* _Task details_: Your task is to output the listing word for word, with pictures excluded.

* _Provided data_:

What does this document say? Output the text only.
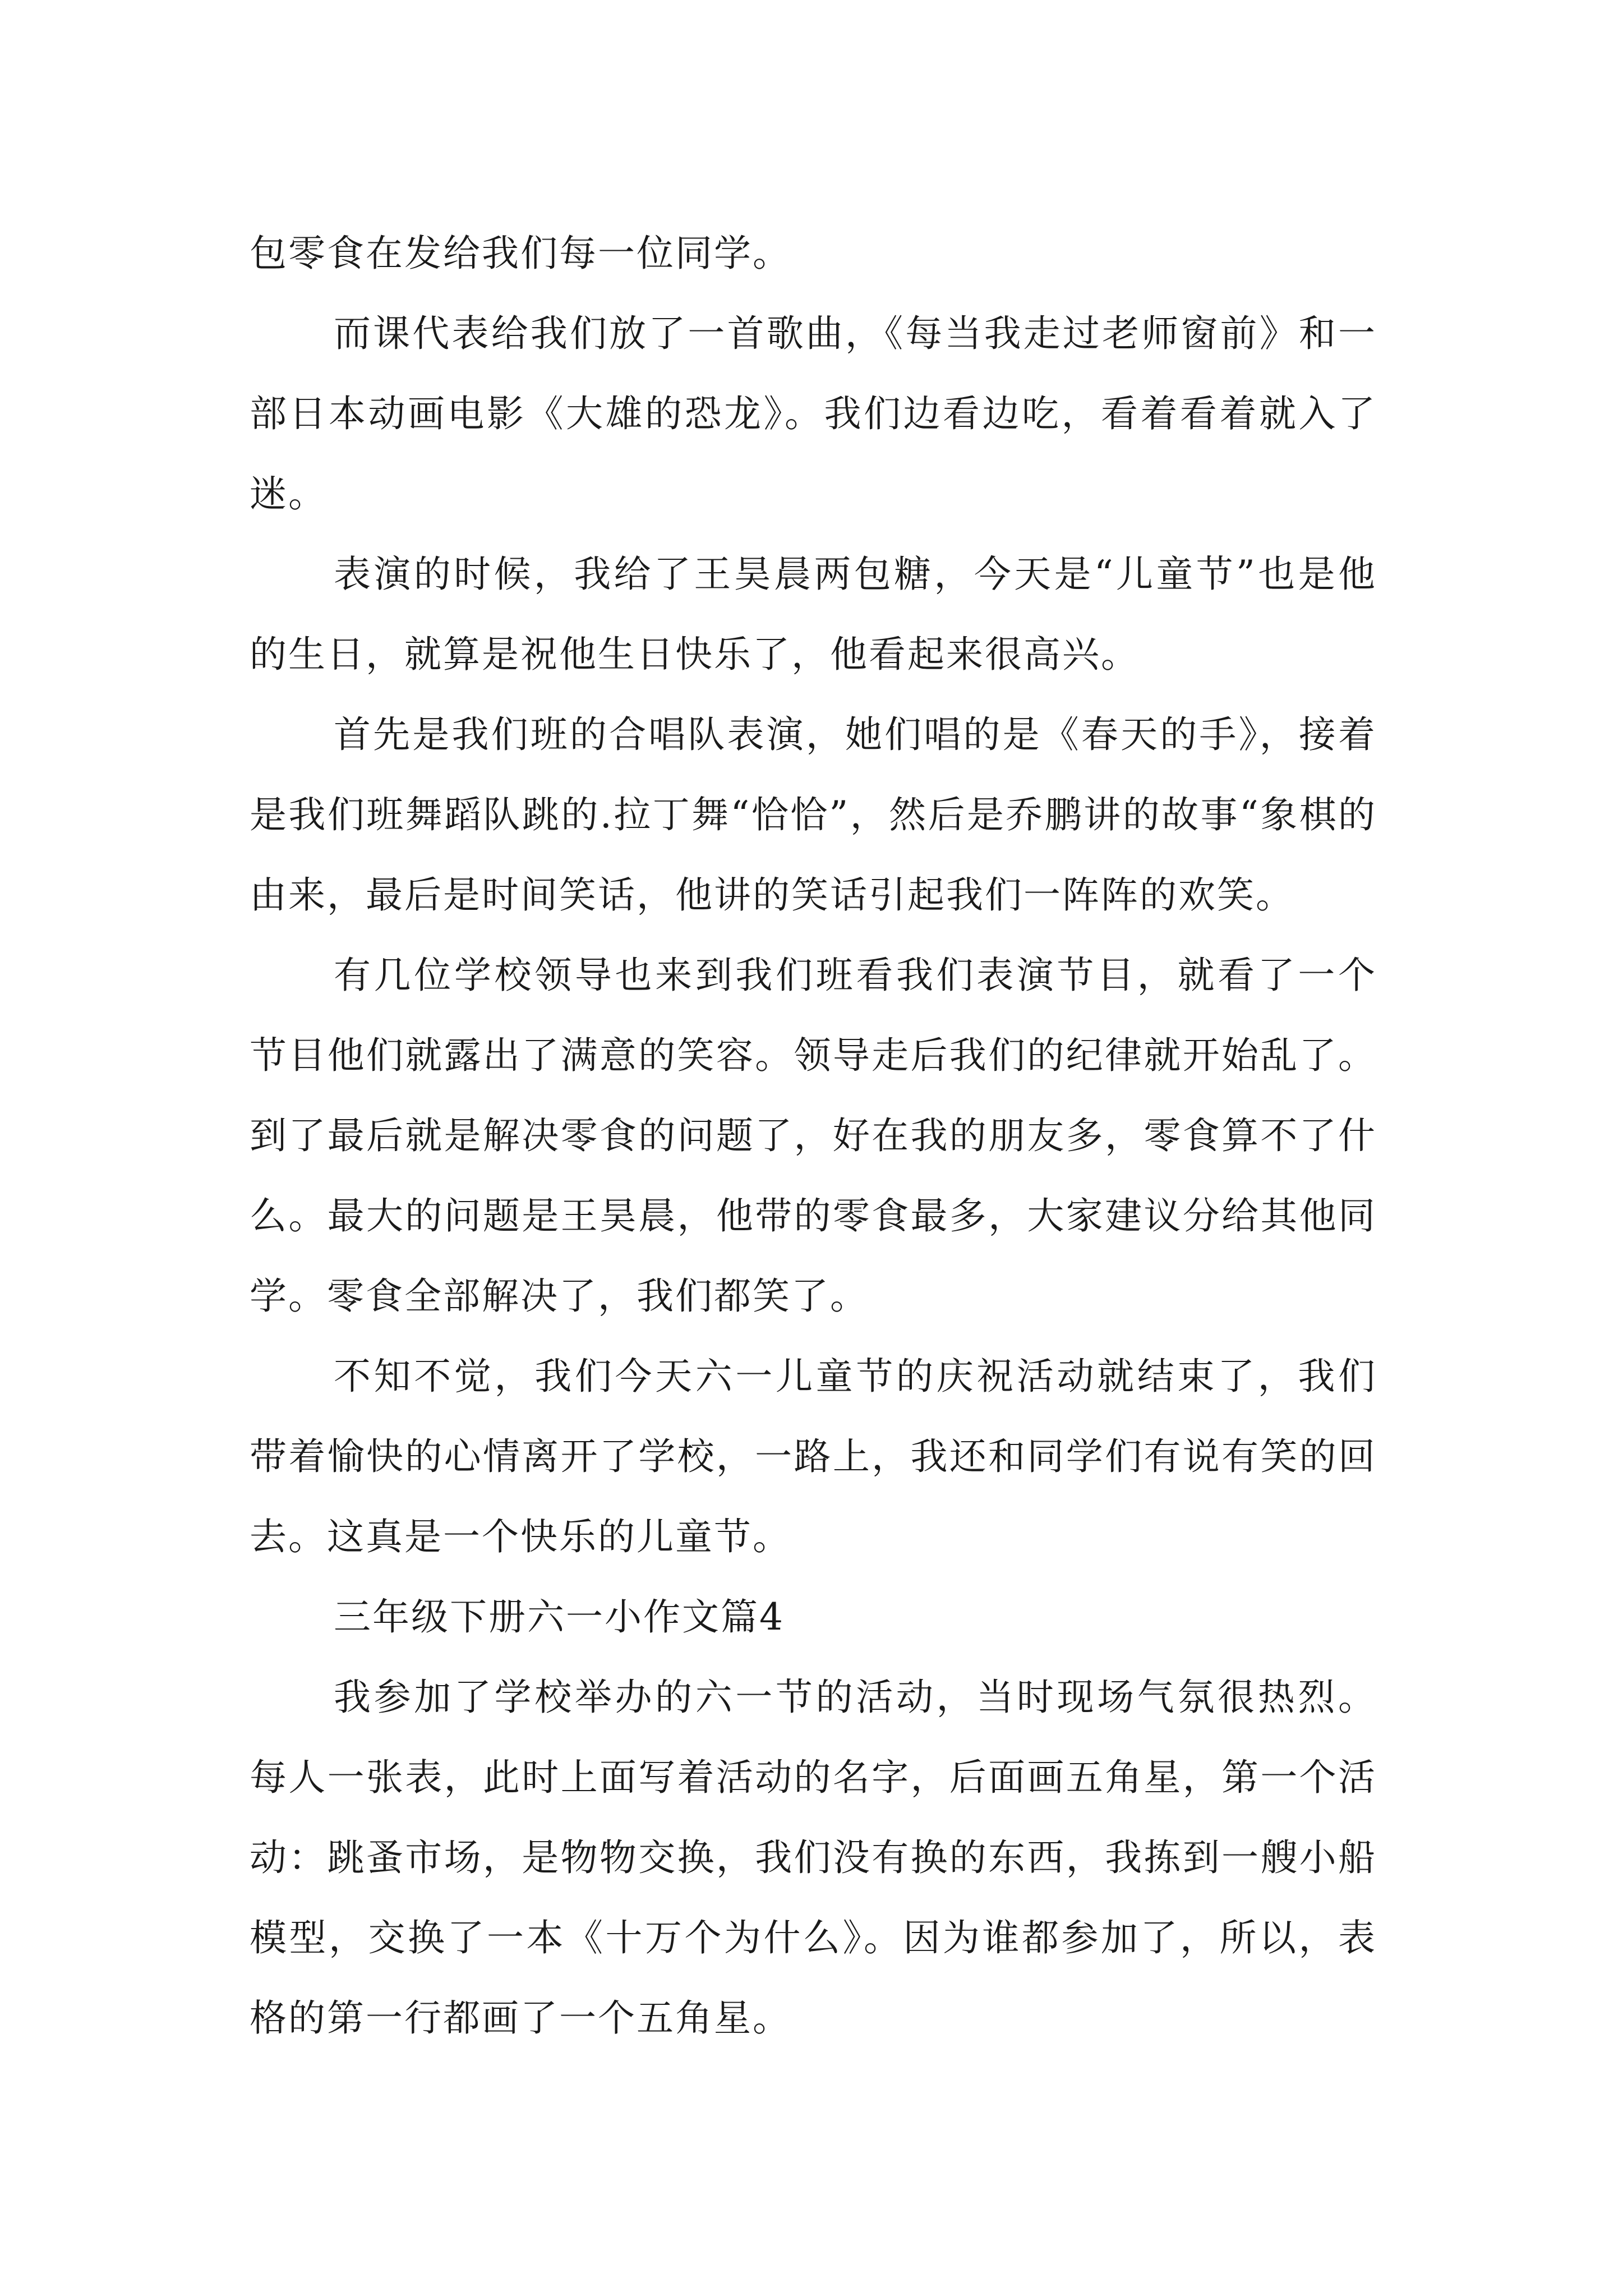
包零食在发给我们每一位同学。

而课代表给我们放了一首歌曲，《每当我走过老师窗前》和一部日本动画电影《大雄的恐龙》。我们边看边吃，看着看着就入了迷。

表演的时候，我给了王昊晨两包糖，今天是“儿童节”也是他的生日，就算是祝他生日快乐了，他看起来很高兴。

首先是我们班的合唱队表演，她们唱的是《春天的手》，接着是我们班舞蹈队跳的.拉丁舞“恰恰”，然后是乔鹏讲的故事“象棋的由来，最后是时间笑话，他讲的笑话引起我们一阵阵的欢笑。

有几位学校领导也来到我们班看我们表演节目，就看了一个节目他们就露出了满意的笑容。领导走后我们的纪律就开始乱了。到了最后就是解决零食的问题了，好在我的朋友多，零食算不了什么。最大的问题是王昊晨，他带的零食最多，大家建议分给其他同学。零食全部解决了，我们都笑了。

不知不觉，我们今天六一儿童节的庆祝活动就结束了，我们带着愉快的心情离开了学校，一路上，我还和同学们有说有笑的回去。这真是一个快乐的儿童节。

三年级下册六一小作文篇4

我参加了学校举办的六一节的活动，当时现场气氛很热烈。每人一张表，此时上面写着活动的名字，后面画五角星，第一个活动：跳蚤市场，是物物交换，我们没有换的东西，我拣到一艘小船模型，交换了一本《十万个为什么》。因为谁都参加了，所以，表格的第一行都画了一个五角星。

* _Written solution_:
What does this document say? Output the text only.
包零食在发给我们每一位同学。

而课代表给我们放了一首歌曲，《每当我走过老师窗前》和一部日本动画电影《大雄的恐龙》。我们边看边吃，看着看着就入了迷。

表演的时候，我给了王昊晨两包糖，今天是“儿童节”也是他的生日，就算是祝他生日快乐了，他看起来很高兴。

首先是我们班的合唱队表演，她们唱的是《春天的手》，接着是我们班舞蹈队跳的.拉丁舞“恰恰”，然后是乔鹏讲的故事“象棋的由来，最后是时间笑话，他讲的笑话引起我们一阵阵的欢笑。

有几位学校领导也来到我们班看我们表演节目，就看了一个节目他们就露出了满意的笑容。领导走后我们的纪律就开始乱了。到了最后就是解决零食的问题了，好在我的朋友多，零食算不了什么。最大的问题是王昊晨，他带的零食最多，大家建议分给其他同学。零食全部解决了，我们都笑了。

不知不觉，我们今天六一儿童节的庆祝活动就结束了，我们带着愉快的心情离开了学校，一路上，我还和同学们有说有笑的回去。这真是一个快乐的儿童节。

三年级下册六一小作文篇4

我参加了学校举办的六一节的活动，当时现场气氛很热烈。每人一张表，此时上面写着活动的名字，后面画五角星，第一个活动：跳蚤市场，是物物交换，我们没有换的东西，我拣到一艘小船模型，交换了一本《十万个为什么》。因为谁都参加了，所以，表格的第一行都画了一个五角星。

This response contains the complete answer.